TÂCHES À RÉALISER
- a) Dans l'extrait, relevez mot pour mot le passage qui commence par « 21 Deuxièmement, la » et se termine par « de cette directive. ».
- b) Selon l'extrait, pourquoi la Cour est-elle, en principe, tenue de statuer lorsque les questions posées portent sur l'interprétation du droit de l'Union ? Répondez en une à trois phrases.

EXTRAIT
• • • • •

21 Deuxièmement, la travailleuse en cause au principal n’ayant pas introduit une demande d’admission du recours tardif, au sens de l’article 5 du KSchG, il ne serait pas nécessaire d’examiner, aux fins de la solution du litige au principal, la question posée, portant sur l’effectivité de la voie de recours prévue à cet article.

22 Troisièmement, la position de la juridiction de renvoi selon laquelle les États membres seraient tenus de permettre à toute travailleuse enceinte de faire valoir le non-respect des obligations découlant de la directive 92/85 sans avoir à faire usage d’une voie de recours de droit national, telle que celle prévue à l’article 5 de la KSchG, irait au-delà de la protection prévue à l’article 10, point 3, et à l’article 12 de cette directive.

23 À cet égard, il est de jurisprudence constante que, dans le cadre de la procédure instituée par l’article 267 TFUE, il appartient au seul juge national, qui est saisi du litige et qui doit assumer la responsabilité de la décision juridictionnelle à intervenir, d’apprécier, au regard des particularités de l’affaire, tant la nécessité d’une décision préjudicielle pour être en mesure de rendre son jugement que la pertinence des questions qu’il pose à la Cour. En conséquence, dès lors que les
questions posées portent sur l’interprétation du droit de l’Union, la Cour est, en principe, tenue de statuer (arrêt du 9 mars 2023, Vapo Atlantic, C‑604/21, EU:C:2023:175, point 31 et jurisprudence citée).

24 En l’occurrence, il convient, d’une part, de relever que les arguments de Haus Jacobus mentionnés aux points 20 et 22 du présent arrêt ont trait au fond de la question posée et non à la recevabilité de la demande de décision préjudicielle. Par ailleurs, le caractère prétendument évident de la réponse à cette question ne saurait justifier un constat d’irrecevabilité. En effet, à supposer même qu’il s’agisse d’une question dont, selon l’opinion de l’une des parties au principal, la réponse ne
laisse place à aucun doute raisonnable, une demande de décision préjudicielle comportant une telle question ne devient pas pour autant irrecevable (voir, en ce sens, arrêt du 9 mars 2023, Vapo Atlantic, C‑604/21, EU:C:2023:175, point 33 et jurisprudence citée).

• • • • •

DONNÉES ENREGISTRÉES
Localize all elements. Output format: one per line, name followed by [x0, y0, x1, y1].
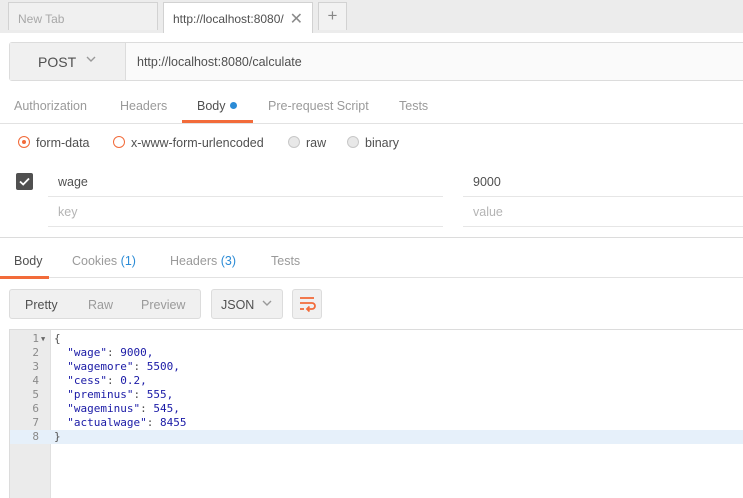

• • • • •

SOLUTIONS CI-APRÈS
- a)
21 Deuxièmement, la travailleuse en cause au principal n’ayant pas introduit une demande d’admission du recours tardif, au sens de l’article 5 du KSchG, il ne serait pas nécessaire d’examiner, aux fins de la solution du litige au principal, la question posée, portant sur l’effectivité de la voie de recours prévue à cet article.

22 Troisièmement, la position de la juridiction de renvoi selon laquelle les États membres seraient tenus de permettre à toute travailleuse enceinte de faire valoir le non-respect des obligations découlant de la directive 92/85 sans avoir à faire usage d’une voie de recours de droit national, telle que celle prévue à l’article 5 de la KSchG, irait au-delà de la protection prévue à l’article 10, point 3, et à l’article 12 de cette directive.

- b) Selon une jurisprudence constante, dans le cadre de la procédure de l'article 267 TFUE, il appartient au seul juge national saisi du litige d'apprécier, au regard des particularités de l'affaire, la nécessité d'une décision préjudicielle et la pertinence des questions qu'il pose à la Cour. C'est en effet lui qui doit assumer la responsabilité de la décision juridictionnelle à intervenir. Par conséquent, dès lors que ces questions portent sur l'interprétation du droit de l'Union, la Cour doit en principe statuer.